- _What you should do_
Every record must be repeated exactly, with no omission.
______
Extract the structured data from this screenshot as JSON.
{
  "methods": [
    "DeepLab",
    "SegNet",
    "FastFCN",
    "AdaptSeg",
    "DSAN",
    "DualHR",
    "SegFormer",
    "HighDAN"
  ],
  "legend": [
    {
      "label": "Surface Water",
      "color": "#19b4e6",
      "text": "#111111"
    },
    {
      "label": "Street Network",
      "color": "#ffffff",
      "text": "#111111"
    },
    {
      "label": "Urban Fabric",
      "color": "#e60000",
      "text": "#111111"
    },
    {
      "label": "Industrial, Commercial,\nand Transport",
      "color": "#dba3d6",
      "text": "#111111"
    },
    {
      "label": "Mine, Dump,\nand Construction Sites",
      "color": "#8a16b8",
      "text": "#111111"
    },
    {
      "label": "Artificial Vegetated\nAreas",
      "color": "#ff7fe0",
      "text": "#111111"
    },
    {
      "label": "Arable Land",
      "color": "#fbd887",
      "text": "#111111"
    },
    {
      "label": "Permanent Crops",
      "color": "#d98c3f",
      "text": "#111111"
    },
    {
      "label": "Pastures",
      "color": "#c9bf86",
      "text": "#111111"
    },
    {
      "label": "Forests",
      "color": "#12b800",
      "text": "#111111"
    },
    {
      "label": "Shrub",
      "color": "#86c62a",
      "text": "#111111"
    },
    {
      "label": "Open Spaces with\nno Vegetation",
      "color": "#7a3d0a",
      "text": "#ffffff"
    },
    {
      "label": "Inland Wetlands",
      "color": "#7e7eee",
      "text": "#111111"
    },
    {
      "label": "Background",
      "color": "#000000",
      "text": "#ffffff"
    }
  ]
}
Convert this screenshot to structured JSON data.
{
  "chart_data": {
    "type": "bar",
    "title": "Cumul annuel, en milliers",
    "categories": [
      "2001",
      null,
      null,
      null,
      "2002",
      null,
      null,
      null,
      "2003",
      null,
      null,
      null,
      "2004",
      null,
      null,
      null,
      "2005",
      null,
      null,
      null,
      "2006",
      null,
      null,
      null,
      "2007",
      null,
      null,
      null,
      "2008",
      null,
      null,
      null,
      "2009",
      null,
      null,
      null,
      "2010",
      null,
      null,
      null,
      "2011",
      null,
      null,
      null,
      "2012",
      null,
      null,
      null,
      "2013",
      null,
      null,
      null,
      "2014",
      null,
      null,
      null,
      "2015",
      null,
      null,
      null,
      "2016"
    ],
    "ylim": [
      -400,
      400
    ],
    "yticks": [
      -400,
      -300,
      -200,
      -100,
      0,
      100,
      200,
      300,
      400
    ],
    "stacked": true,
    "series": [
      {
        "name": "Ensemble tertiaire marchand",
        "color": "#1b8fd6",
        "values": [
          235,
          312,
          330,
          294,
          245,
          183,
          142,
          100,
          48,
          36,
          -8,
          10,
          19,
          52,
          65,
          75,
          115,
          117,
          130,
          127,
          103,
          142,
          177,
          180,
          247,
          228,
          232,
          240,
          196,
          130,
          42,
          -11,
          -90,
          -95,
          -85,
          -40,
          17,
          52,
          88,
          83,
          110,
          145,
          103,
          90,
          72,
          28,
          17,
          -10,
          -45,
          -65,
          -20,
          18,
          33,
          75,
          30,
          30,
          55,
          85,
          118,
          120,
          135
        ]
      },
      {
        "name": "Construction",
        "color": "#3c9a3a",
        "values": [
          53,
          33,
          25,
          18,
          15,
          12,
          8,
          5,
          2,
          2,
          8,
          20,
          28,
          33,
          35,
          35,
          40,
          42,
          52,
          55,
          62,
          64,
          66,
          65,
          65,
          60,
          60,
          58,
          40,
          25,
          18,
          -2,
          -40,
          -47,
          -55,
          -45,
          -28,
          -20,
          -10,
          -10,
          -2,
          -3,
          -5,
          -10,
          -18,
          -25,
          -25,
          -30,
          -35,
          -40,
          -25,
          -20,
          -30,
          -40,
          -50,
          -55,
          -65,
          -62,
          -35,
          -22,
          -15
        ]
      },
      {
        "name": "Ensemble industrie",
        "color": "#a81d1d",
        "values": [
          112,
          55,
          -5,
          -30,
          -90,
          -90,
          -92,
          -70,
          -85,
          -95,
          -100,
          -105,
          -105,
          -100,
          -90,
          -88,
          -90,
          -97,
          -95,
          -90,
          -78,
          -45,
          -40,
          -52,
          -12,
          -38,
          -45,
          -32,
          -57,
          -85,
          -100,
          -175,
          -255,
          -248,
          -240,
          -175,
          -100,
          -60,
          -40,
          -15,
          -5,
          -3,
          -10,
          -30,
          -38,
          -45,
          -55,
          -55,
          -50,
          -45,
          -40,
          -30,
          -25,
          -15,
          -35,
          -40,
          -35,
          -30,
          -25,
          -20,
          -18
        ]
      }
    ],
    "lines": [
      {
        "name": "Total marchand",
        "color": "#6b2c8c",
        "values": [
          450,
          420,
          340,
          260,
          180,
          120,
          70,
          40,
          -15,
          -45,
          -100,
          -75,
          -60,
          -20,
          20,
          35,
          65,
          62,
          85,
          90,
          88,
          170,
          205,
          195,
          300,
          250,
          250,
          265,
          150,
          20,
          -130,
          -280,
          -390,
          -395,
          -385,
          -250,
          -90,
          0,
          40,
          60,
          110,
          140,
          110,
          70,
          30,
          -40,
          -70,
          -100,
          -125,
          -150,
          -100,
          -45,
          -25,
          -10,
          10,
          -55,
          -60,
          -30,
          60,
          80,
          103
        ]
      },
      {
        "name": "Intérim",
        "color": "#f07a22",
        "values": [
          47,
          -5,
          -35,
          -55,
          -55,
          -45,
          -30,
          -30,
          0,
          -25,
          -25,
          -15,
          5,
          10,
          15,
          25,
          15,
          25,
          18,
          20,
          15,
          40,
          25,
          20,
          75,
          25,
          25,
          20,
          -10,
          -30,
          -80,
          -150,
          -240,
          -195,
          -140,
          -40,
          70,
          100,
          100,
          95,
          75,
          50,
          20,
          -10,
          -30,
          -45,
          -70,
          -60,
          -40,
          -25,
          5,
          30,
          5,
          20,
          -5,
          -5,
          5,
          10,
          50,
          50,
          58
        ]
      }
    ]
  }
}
______
- _The reply_
Extract the structured data from this screenshot as JSON.
{
  "methods": [
    "DeepLab",
    "SegNet",
    "FastFCN",
    "AdaptSeg",
    "DSAN",
    "DualHR",
    "SegFormer",
    "HighDAN"
  ],
  "legend": [
    {
      "label": "Surface Water",
      "color": "#19b4e6",
      "text": "#111111"
    },
    {
      "label": "Street Network",
      "color": "#ffffff",
      "text": "#111111"
    },
    {
      "label": "Urban Fabric",
      "color": "#e60000",
      "text": "#111111"
    },
    {
      "label": "Industrial, Commercial,\nand Transport",
      "color": "#dba3d6",
      "text": "#111111"
    },
    {
      "label": "Mine, Dump,\nand Construction Sites",
      "color": "#8a16b8",
      "text": "#111111"
    },
    {
      "label": "Artificial Vegetated\nAreas",
      "color": "#ff7fe0",
      "text": "#111111"
    },
    {
      "label": "Arable Land",
      "color": "#fbd887",
      "text": "#111111"
    },
    {
      "label": "Permanent Crops",
      "color": "#d98c3f",
      "text": "#111111"
    },
    {
      "label": "Pastures",
      "color": "#c9bf86",
      "text": "#111111"
    },
    {
      "label": "Forests",
      "color": "#12b800",
      "text": "#111111"
    },
    {
      "label": "Shrub",
      "color": "#86c62a",
      "text": "#111111"
    },
    {
      "label": "Open Spaces with\nno Vegetation",
      "color": "#7a3d0a",
      "text": "#ffffff"
    },
    {
      "label": "Inland Wetlands",
      "color": "#7e7eee",
      "text": "#111111"
    },
    {
      "label": "Background",
      "color": "#000000",
      "text": "#ffffff"
    }
  ]
}
Convert this screenshot to structured JSON data.
{
  "chart_data": {
    "type": "bar",
    "title": "Cumul annuel, en milliers",
    "categories": [
      "2001",
      null,
      null,
      null,
      "2002",
      null,
      null,
      null,
      "2003",
      null,
      null,
      null,
      "2004",
      null,
      null,
      null,
      "2005",
      null,
      null,
      null,
      "2006",
      null,
      null,
      null,
      "2007",
      null,
      null,
      null,
      "2008",
      null,
      null,
      null,
      "2009",
      null,
      null,
      null,
      "2010",
      null,
      null,
      null,
      "2011",
      null,
      null,
      null,
      "2012",
      null,
      null,
      null,
      "2013",
      null,
      null,
      null,
      "2014",
      null,
      null,
      null,
      "2015",
      null,
      null,
      null,
      "2016"
    ],
    "ylim": [
      -400,
      400
    ],
    "yticks": [
      -400,
      -300,
      -200,
      -100,
      0,
      100,
      200,
      300,
      400
    ],
    "stacked": true,
    "series": [
      {
        "name": "Ensemble tertiaire marchand",
        "color": "#1b8fd6",
        "values": [
          235,
          312,
          330,
          294,
          245,
          183,
          142,
          100,
          48,
          36,
          -8,
          10,
          19,
          52,
          65,
          75,
          115,
          117,
          130,
          127,
          103,
          142,
          177,
          180,
          247,
          228,
          232,
          240,
          196,
          130,
          42,
          -11,
          -90,
          -95,
          -85,
          -40,
          17,
          52,
          88,
          83,
          110,
          145,
          103,
          90,
          72,
          28,
          17,
          -10,
          -45,
          -65,
          -20,
          18,
          33,
          75,
          30,
          30,
          55,
          85,
          118,
          120,
          135
        ]
      },
      {
        "name": "Construction",
        "color": "#3c9a3a",
        "values": [
          53,
          33,
          25,
          18,
          15,
          12,
          8,
          5,
          2,
          2,
          8,
          20,
          28,
          33,
          35,
          35,
          40,
          42,
          52,
          55,
          62,
          64,
          66,
          65,
          65,
          60,
          60,
          58,
          40,
          25,
          18,
          -2,
          -40,
          -47,
          -55,
          -45,
          -28,
          -20,
          -10,
          -10,
          -2,
          -3,
          -5,
          -10,
          -18,
          -25,
          -25,
          -30,
          -35,
          -40,
          -25,
          -20,
          -30,
          -40,
          -50,
          -55,
          -65,
          -62,
          -35,
          -22,
          -15
        ]
      },
      {
        "name": "Ensemble industrie",
        "color": "#a81d1d",
        "values": [
          112,
          55,
          -5,
          -30,
          -90,
          -90,
          -92,
          -70,
          -85,
          -95,
          -100,
          -105,
          -105,
          -100,
          -90,
          -88,
          -90,
          -97,
          -95,
          -90,
          -78,
          -45,
          -40,
          -52,
          -12,
          -38,
          -45,
          -32,
          -57,
          -85,
          -100,
          -175,
          -255,
          -248,
          -240,
          -175,
          -100,
          -60,
          -40,
          -15,
          -5,
          -3,
          -10,
          -30,
          -38,
          -45,
          -55,
          -55,
          -50,
          -45,
          -40,
          -30,
          -25,
          -15,
          -35,
          -40,
          -35,
          -30,
          -25,
          -20,
          -18
        ]
      }
    ],
    "lines": [
      {
        "name": "Total marchand",
        "color": "#6b2c8c",
        "values": [
          450,
          420,
          340,
          260,
          180,
          120,
          70,
          40,
          -15,
          -45,
          -100,
          -75,
          -60,
          -20,
          20,
          35,
          65,
          62,
          85,
          90,
          88,
          170,
          205,
          195,
          300,
          250,
          250,
          265,
          150,
          20,
          -130,
          -280,
          -390,
          -395,
          -385,
          -250,
          -90,
          0,
          40,
          60,
          110,
          140,
          110,
          70,
          30,
          -40,
          -70,
          -100,
          -125,
          -150,
          -100,
          -45,
          -25,
          -10,
          10,
          -55,
          -60,
          -30,
          60,
          80,
          103
        ]
      },
      {
        "name": "Intérim",
        "color": "#f07a22",
        "values": [
          47,
          -5,
          -35,
          -55,
          -55,
          -45,
          -30,
          -30,
          0,
          -25,
          -25,
          -15,
          5,
          10,
          15,
          25,
          15,
          25,
          18,
          20,
          15,
          40,
          25,
          20,
          75,
          25,
          25,
          20,
          -10,
          -30,
          -80,
          -150,
          -240,
          -195,
          -140,
          -40,
          70,
          100,
          100,
          95,
          75,
          50,
          20,
          -10,
          -30,
          -45,
          -70,
          -60,
          -40,
          -25,
          5,
          30,
          5,
          20,
          -5,
          -5,
          5,
          10,
          50,
          50,
          58
        ]
      }
    ]
  }
}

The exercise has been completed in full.